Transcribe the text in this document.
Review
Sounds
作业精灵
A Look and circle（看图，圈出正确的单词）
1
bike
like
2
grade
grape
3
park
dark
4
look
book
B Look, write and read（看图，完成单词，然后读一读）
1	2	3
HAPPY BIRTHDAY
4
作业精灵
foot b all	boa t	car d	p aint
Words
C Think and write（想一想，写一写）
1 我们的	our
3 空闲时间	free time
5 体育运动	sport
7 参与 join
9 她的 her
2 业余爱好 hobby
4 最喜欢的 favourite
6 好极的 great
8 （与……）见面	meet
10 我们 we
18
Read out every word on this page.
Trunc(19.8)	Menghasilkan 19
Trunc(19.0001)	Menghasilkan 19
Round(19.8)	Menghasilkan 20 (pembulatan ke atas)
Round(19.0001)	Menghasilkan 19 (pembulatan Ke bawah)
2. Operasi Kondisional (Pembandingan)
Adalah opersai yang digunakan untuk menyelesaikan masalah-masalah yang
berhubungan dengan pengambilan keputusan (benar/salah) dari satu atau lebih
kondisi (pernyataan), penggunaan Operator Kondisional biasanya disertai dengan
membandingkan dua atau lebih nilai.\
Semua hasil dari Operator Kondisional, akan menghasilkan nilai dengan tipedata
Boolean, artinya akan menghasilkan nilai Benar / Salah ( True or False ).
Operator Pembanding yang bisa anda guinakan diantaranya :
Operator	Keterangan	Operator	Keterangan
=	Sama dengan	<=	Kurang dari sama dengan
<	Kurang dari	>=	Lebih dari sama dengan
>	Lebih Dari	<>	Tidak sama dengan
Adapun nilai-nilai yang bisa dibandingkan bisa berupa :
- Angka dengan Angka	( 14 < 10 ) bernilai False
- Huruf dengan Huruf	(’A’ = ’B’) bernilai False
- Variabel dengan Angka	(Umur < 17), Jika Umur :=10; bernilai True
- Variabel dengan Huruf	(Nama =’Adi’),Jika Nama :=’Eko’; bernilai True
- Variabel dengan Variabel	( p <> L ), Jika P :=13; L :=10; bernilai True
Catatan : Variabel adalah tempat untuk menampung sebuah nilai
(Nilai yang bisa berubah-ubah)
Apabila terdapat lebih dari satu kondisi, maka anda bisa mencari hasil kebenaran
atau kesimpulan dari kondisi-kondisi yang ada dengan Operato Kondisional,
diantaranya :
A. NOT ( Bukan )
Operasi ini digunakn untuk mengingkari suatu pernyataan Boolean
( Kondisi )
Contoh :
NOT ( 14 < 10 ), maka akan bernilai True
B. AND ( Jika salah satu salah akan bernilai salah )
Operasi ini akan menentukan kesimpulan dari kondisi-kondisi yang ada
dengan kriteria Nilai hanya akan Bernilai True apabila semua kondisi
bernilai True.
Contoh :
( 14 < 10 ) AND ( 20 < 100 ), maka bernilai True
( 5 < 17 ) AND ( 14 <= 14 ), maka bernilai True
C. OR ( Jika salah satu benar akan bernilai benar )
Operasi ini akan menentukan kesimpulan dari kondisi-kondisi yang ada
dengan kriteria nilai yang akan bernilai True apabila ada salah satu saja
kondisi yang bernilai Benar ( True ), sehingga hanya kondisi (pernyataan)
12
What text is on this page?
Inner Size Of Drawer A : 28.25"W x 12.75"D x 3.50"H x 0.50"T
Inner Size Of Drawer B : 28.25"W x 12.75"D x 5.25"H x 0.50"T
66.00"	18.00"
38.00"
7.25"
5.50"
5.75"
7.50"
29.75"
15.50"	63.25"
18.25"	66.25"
┄┄┄┄┄┄┄┄┄┄
__Written problem__.
Reproduce the records above exactly, starting with the line that contains "What text is on this page?" and ending with the last line.

__Complete response__.
What text is on this page?
Inner Size Of Drawer A : 28.25"W x 12.75"D x 3.50"H x 0.50"T
Inner Size Of Drawer B : 28.25"W x 12.75"D x 5.25"H x 0.50"T
66.00"	18.00"
38.00"
7.25"
5.50"
5.75"
7.50"
29.75"
15.50"	63.25"
18.25"	66.25"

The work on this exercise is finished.